Stored data entries:
* * * * *
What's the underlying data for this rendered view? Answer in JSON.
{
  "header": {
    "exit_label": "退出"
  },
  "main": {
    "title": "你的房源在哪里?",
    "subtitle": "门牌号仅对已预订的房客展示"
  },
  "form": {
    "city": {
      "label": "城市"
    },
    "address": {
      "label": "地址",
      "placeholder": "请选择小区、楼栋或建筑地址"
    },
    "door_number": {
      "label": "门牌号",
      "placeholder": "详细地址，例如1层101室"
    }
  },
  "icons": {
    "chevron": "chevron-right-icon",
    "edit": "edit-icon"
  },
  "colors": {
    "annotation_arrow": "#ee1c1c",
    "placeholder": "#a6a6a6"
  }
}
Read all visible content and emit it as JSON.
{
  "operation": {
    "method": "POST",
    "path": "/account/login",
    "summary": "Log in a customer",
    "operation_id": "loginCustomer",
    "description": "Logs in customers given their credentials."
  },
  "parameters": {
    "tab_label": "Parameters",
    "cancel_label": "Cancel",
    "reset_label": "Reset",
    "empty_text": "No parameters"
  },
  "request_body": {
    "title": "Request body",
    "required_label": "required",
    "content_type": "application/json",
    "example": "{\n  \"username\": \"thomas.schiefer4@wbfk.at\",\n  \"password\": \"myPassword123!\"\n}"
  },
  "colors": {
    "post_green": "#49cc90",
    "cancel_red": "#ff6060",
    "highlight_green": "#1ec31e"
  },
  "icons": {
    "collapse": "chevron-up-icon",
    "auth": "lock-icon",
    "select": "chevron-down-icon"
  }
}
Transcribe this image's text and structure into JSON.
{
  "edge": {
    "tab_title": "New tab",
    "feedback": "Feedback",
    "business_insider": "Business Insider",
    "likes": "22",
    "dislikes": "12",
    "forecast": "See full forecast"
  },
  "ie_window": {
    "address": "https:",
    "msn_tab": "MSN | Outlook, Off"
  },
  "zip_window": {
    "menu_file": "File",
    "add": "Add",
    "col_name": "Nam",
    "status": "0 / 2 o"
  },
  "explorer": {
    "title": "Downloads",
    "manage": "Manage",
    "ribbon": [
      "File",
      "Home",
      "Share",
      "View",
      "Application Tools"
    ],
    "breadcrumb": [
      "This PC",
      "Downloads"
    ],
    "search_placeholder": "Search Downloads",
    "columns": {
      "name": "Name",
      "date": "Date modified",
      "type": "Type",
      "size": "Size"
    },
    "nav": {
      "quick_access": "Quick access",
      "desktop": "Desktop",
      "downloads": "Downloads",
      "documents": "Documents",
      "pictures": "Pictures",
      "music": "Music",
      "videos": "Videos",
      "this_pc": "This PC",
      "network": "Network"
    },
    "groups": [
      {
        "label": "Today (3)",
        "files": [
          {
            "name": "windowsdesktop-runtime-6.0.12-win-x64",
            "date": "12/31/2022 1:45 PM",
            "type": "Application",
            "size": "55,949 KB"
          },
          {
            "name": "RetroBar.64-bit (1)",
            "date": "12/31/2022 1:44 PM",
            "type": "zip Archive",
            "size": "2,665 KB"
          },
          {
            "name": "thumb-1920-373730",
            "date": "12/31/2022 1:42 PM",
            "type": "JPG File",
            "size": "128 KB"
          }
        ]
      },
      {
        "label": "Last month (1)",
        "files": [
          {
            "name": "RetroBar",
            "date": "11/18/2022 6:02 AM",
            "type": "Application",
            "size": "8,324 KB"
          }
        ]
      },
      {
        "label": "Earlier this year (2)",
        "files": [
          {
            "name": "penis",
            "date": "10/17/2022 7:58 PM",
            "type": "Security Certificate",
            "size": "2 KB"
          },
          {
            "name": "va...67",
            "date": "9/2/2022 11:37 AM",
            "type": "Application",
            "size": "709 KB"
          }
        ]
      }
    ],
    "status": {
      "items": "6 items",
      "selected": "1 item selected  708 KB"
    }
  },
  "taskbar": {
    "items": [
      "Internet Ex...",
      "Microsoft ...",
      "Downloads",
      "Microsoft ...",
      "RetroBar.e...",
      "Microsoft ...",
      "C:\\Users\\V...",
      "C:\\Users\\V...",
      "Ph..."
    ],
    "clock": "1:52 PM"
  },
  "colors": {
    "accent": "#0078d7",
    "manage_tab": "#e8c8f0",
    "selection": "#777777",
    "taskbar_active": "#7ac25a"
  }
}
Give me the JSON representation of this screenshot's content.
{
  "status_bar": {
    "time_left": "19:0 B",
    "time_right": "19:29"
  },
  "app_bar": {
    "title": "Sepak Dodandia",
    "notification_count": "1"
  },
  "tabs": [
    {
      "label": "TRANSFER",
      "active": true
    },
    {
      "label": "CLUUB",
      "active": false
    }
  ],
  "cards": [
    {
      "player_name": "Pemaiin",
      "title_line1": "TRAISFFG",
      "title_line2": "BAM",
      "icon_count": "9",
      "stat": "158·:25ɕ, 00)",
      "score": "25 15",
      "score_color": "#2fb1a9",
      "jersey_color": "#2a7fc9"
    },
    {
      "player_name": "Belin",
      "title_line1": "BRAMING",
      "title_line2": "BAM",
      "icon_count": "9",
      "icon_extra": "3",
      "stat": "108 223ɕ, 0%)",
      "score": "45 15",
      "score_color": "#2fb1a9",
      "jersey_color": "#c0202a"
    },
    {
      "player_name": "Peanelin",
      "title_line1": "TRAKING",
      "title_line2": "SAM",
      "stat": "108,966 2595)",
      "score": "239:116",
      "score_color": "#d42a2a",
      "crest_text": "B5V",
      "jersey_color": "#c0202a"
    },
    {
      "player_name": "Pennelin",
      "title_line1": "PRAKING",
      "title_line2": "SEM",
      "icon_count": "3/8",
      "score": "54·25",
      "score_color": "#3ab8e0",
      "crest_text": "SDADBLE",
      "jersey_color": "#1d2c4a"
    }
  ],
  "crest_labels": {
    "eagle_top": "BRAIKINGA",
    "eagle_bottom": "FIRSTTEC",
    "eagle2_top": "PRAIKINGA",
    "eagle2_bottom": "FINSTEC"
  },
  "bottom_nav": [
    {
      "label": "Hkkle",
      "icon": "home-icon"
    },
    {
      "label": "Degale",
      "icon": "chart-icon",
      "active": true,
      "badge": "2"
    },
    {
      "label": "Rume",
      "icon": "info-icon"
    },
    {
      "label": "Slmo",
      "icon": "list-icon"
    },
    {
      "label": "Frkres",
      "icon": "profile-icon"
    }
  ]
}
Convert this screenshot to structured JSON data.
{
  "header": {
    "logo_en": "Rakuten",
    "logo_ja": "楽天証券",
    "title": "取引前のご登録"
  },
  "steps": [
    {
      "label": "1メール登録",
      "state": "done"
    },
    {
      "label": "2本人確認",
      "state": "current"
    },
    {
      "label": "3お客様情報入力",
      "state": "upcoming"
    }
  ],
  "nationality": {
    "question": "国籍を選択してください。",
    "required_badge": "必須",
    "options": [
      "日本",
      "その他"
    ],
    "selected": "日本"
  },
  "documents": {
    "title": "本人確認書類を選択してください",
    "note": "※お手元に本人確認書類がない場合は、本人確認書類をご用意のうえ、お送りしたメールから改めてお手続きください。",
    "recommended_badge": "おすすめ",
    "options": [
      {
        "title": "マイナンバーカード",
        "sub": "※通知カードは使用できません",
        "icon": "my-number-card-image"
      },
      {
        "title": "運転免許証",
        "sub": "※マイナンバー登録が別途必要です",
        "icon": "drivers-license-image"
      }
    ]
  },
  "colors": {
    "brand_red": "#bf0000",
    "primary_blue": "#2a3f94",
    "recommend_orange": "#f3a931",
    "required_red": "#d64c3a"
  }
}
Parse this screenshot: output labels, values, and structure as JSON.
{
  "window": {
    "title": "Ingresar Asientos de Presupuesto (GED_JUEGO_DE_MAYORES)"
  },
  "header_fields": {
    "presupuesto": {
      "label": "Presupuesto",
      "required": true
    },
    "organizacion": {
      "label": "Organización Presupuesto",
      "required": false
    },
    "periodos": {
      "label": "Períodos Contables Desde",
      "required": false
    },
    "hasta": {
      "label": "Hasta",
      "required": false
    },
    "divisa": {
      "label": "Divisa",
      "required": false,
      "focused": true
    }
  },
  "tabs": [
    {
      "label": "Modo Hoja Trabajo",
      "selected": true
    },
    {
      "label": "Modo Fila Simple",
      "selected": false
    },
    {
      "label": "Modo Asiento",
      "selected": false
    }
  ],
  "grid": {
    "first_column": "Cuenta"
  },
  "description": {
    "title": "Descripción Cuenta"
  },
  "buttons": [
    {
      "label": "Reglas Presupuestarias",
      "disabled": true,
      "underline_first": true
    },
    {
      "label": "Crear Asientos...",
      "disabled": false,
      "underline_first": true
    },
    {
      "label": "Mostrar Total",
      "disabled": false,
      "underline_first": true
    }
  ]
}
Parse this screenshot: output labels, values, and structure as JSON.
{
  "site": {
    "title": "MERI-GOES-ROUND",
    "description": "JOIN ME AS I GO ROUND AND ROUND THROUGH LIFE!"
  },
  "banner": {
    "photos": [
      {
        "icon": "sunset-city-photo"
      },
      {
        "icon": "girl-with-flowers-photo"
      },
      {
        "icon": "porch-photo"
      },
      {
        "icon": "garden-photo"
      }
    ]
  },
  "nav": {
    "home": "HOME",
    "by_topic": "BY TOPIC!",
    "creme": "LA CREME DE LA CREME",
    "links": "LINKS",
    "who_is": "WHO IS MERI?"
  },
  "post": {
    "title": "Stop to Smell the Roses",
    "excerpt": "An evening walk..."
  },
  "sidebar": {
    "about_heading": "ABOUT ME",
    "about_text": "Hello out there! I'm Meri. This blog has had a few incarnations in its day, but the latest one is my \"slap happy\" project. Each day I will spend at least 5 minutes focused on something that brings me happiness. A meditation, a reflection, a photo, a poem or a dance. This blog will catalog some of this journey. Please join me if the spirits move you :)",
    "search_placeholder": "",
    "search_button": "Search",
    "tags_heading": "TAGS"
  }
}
* * * * *
• Problem to solve:
List the lines that contain the word "image".

• Solution for this exercise:
Transcribe this image's text and structure into JSON.
        "icon": "my-number-card-image"
        "icon": "drivers-license-image"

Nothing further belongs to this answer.